Problem to work on → Copy the data precisely, keeping every character.

Entries →
* start *
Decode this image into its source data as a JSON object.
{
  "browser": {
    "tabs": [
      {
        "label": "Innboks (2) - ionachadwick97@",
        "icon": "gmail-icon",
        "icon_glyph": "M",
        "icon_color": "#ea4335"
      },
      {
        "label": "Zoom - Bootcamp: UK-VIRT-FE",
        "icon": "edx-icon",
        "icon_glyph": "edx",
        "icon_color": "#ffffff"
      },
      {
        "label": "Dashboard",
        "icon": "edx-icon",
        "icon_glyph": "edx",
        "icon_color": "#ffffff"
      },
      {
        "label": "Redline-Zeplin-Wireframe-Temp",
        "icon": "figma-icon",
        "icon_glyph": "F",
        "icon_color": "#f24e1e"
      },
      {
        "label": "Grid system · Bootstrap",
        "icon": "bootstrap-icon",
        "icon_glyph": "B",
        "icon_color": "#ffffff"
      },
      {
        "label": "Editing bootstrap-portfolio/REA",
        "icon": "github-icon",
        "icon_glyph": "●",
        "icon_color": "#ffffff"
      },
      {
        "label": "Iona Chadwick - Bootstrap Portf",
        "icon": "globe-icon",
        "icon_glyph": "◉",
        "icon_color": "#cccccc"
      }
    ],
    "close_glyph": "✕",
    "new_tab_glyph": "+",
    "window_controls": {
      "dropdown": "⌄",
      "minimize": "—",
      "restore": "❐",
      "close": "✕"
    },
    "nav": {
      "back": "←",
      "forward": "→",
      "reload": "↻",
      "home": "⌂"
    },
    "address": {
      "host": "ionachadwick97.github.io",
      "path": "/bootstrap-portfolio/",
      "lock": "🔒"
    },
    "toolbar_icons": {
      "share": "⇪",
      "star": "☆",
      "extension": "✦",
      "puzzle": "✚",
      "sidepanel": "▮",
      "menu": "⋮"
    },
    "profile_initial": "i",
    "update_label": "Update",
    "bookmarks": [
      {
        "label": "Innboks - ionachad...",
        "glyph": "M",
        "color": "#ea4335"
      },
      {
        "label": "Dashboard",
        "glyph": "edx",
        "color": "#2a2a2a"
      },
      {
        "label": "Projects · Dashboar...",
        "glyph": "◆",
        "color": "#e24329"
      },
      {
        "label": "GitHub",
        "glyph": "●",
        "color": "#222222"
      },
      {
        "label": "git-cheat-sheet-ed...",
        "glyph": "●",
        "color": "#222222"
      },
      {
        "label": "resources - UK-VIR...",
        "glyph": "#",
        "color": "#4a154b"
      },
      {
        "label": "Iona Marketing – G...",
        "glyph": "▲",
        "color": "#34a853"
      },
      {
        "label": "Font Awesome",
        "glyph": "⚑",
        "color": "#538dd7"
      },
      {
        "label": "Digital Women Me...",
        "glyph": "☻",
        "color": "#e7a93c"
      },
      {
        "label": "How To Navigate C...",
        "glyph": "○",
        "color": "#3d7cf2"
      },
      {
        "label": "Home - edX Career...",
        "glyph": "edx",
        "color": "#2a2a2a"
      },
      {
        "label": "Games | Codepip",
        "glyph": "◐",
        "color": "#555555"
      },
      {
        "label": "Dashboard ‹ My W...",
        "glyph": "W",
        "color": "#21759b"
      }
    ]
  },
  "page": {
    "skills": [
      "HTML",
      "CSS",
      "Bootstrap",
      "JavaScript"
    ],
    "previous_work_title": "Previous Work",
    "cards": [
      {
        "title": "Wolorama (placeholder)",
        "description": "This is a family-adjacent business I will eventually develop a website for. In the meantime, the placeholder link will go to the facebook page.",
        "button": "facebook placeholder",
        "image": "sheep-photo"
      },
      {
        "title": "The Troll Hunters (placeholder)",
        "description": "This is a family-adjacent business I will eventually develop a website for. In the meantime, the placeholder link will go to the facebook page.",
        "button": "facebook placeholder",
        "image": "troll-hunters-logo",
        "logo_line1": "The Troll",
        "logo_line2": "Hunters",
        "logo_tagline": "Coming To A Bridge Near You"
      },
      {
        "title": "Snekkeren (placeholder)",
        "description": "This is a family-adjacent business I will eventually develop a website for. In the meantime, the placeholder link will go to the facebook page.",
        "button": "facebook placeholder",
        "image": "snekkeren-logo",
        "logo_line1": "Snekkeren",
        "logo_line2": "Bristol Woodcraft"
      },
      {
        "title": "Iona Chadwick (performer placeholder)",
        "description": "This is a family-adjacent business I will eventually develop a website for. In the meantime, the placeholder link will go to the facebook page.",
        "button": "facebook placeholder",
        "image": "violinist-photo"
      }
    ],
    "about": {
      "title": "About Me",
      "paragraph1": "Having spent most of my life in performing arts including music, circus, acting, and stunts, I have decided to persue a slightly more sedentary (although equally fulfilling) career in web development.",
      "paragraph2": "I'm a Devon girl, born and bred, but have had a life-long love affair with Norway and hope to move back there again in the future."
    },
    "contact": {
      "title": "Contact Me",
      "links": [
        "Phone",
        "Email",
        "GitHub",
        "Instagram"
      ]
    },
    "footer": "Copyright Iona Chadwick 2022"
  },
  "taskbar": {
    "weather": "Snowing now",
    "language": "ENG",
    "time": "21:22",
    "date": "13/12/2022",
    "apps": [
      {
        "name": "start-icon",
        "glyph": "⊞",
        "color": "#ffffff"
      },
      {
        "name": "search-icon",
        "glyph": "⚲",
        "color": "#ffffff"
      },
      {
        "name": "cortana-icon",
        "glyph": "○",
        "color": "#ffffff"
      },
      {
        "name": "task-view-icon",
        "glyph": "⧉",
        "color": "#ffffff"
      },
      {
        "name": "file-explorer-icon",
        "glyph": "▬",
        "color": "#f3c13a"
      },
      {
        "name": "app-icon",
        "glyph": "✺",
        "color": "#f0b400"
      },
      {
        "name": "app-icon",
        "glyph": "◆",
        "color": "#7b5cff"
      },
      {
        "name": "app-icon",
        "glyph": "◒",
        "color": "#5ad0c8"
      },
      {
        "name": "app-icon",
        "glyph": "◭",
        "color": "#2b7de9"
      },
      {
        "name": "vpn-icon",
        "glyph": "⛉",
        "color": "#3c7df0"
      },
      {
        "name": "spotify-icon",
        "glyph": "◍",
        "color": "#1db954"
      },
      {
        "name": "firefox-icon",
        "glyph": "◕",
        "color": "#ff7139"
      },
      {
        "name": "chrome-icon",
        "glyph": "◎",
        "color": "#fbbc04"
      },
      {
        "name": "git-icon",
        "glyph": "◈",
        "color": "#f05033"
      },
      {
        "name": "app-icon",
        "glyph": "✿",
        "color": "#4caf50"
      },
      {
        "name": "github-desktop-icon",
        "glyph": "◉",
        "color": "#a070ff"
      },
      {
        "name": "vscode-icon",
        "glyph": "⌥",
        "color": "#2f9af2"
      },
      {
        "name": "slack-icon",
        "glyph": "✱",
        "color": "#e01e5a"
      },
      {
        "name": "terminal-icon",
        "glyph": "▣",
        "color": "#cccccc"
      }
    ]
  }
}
* end *
Written solution →
Decode this image into its source data as a JSON object.
{
  "browser": {
    "tabs": [
      {
        "label": "Innboks (2) - ionachadwick97@",
        "icon": "gmail-icon",
        "icon_glyph": "M",
        "icon_color": "#ea4335"
      },
      {
        "label": "Zoom - Bootcamp: UK-VIRT-FE",
        "icon": "edx-icon",
        "icon_glyph": "edx",
        "icon_color": "#ffffff"
      },
      {
        "label": "Dashboard",
        "icon": "edx-icon",
        "icon_glyph": "edx",
        "icon_color": "#ffffff"
      },
      {
        "label": "Redline-Zeplin-Wireframe-Temp",
        "icon": "figma-icon",
        "icon_glyph": "F",
        "icon_color": "#f24e1e"
      },
      {
        "label": "Grid system · Bootstrap",
        "icon": "bootstrap-icon",
        "icon_glyph": "B",
        "icon_color": "#ffffff"
      },
      {
        "label": "Editing bootstrap-portfolio/REA",
        "icon": "github-icon",
        "icon_glyph": "●",
        "icon_color": "#ffffff"
      },
      {
        "label": "Iona Chadwick - Bootstrap Portf",
        "icon": "globe-icon",
        "icon_glyph": "◉",
        "icon_color": "#cccccc"
      }
    ],
    "close_glyph": "✕",
    "new_tab_glyph": "+",
    "window_controls": {
      "dropdown": "⌄",
      "minimize": "—",
      "restore": "❐",
      "close": "✕"
    },
    "nav": {
      "back": "←",
      "forward": "→",
      "reload": "↻",
      "home": "⌂"
    },
    "address": {
      "host": "ionachadwick97.github.io",
      "path": "/bootstrap-portfolio/",
      "lock": "🔒"
    },
    "toolbar_icons": {
      "share": "⇪",
      "star": "☆",
      "extension": "✦",
      "puzzle": "✚",
      "sidepanel": "▮",
      "menu": "⋮"
    },
    "profile_initial": "i",
    "update_label": "Update",
    "bookmarks": [
      {
        "label": "Innboks - ionachad...",
        "glyph": "M",
        "color": "#ea4335"
      },
      {
        "label": "Dashboard",
        "glyph": "edx",
        "color": "#2a2a2a"
      },
      {
        "label": "Projects · Dashboar...",
        "glyph": "◆",
        "color": "#e24329"
      },
      {
        "label": "GitHub",
        "glyph": "●",
        "color": "#222222"
      },
      {
        "label": "git-cheat-sheet-ed...",
        "glyph": "●",
        "color": "#222222"
      },
      {
        "label": "resources - UK-VIR...",
        "glyph": "#",
        "color": "#4a154b"
      },
      {
        "label": "Iona Marketing – G...",
        "glyph": "▲",
        "color": "#34a853"
      },
      {
        "label": "Font Awesome",
        "glyph": "⚑",
        "color": "#538dd7"
      },
      {
        "label": "Digital Women Me...",
        "glyph": "☻",
        "color": "#e7a93c"
      },
      {
        "label": "How To Navigate C...",
        "glyph": "○",
        "color": "#3d7cf2"
      },
      {
        "label": "Home - edX Career...",
        "glyph": "edx",
        "color": "#2a2a2a"
      },
      {
        "label": "Games | Codepip",
        "glyph": "◐",
        "color": "#555555"
      },
      {
        "label": "Dashboard ‹ My W...",
        "glyph": "W",
        "color": "#21759b"
      }
    ]
  },
  "page": {
    "skills": [
      "HTML",
      "CSS",
      "Bootstrap",
      "JavaScript"
    ],
    "previous_work_title": "Previous Work",
    "cards": [
      {
        "title": "Wolorama (placeholder)",
        "description": "This is a family-adjacent business I will eventually develop a website for. In the meantime, the placeholder link will go to the facebook page.",
        "button": "facebook placeholder",
        "image": "sheep-photo"
      },
      {
        "title": "The Troll Hunters (placeholder)",
        "description": "This is a family-adjacent business I will eventually develop a website for. In the meantime, the placeholder link will go to the facebook page.",
        "button": "facebook placeholder",
        "image": "troll-hunters-logo",
        "logo_line1": "The Troll",
        "logo_line2": "Hunters",
        "logo_tagline": "Coming To A Bridge Near You"
      },
      {
        "title": "Snekkeren (placeholder)",
        "description": "This is a family-adjacent business I will eventually develop a website for. In the meantime, the placeholder link will go to the facebook page.",
        "button": "facebook placeholder",
        "image": "snekkeren-logo",
        "logo_line1": "Snekkeren",
        "logo_line2": "Bristol Woodcraft"
      },
      {
        "title": "Iona Chadwick (performer placeholder)",
        "description": "This is a family-adjacent business I will eventually develop a website for. In the meantime, the placeholder link will go to the facebook page.",
        "button": "facebook placeholder",
        "image": "violinist-photo"
      }
    ],
    "about": {
      "title": "About Me",
      "paragraph1": "Having spent most of my life in performing arts including music, circus, acting, and stunts, I have decided to persue a slightly more sedentary (although equally fulfilling) career in web development.",
      "paragraph2": "I'm a Devon girl, born and bred, but have had a life-long love affair with Norway and hope to move back there again in the future."
    },
    "contact": {
      "title": "Contact Me",
      "links": [
        "Phone",
        "Email",
        "GitHub",
        "Instagram"
      ]
    },
    "footer": "Copyright Iona Chadwick 2022"
  },
  "taskbar": {
    "weather": "Snowing now",
    "language": "ENG",
    "time": "21:22",
    "date": "13/12/2022",
    "apps": [
      {
        "name": "start-icon",
        "glyph": "⊞",
        "color": "#ffffff"
      },
      {
        "name": "search-icon",
        "glyph": "⚲",
        "color": "#ffffff"
      },
      {
        "name": "cortana-icon",
        "glyph": "○",
        "color": "#ffffff"
      },
      {
        "name": "task-view-icon",
        "glyph": "⧉",
        "color": "#ffffff"
      },
      {
        "name": "file-explorer-icon",
        "glyph": "▬",
        "color": "#f3c13a"
      },
      {
        "name": "app-icon",
        "glyph": "✺",
        "color": "#f0b400"
      },
      {
        "name": "app-icon",
        "glyph": "◆",
        "color": "#7b5cff"
      },
      {
        "name": "app-icon",
        "glyph": "◒",
        "color": "#5ad0c8"
      },
      {
        "name": "app-icon",
        "glyph": "◭",
        "color": "#2b7de9"
      },
      {
        "name": "vpn-icon",
        "glyph": "⛉",
        "color": "#3c7df0"
      },
      {
        "name": "spotify-icon",
        "glyph": "◍",
        "color": "#1db954"
      },
      {
        "name": "firefox-icon",
        "glyph": "◕",
        "color": "#ff7139"
      },
      {
        "name": "chrome-icon",
        "glyph": "◎",
        "color": "#fbbc04"
      },
      {
        "name": "git-icon",
        "glyph": "◈",
        "color": "#f05033"
      },
      {
        "name": "app-icon",
        "glyph": "✿",
        "color": "#4caf50"
      },
      {
        "name": "github-desktop-icon",
        "glyph": "◉",
        "color": "#a070ff"
      },
      {
        "name": "vscode-icon",
        "glyph": "⌥",
        "color": "#2f9af2"
      },
      {
        "name": "slack-icon",
        "glyph": "✱",
        "color": "#e01e5a"
      },
      {
        "name": "terminal-icon",
        "glyph": "▣",
        "color": "#cccccc"
      }
    ]
  }
}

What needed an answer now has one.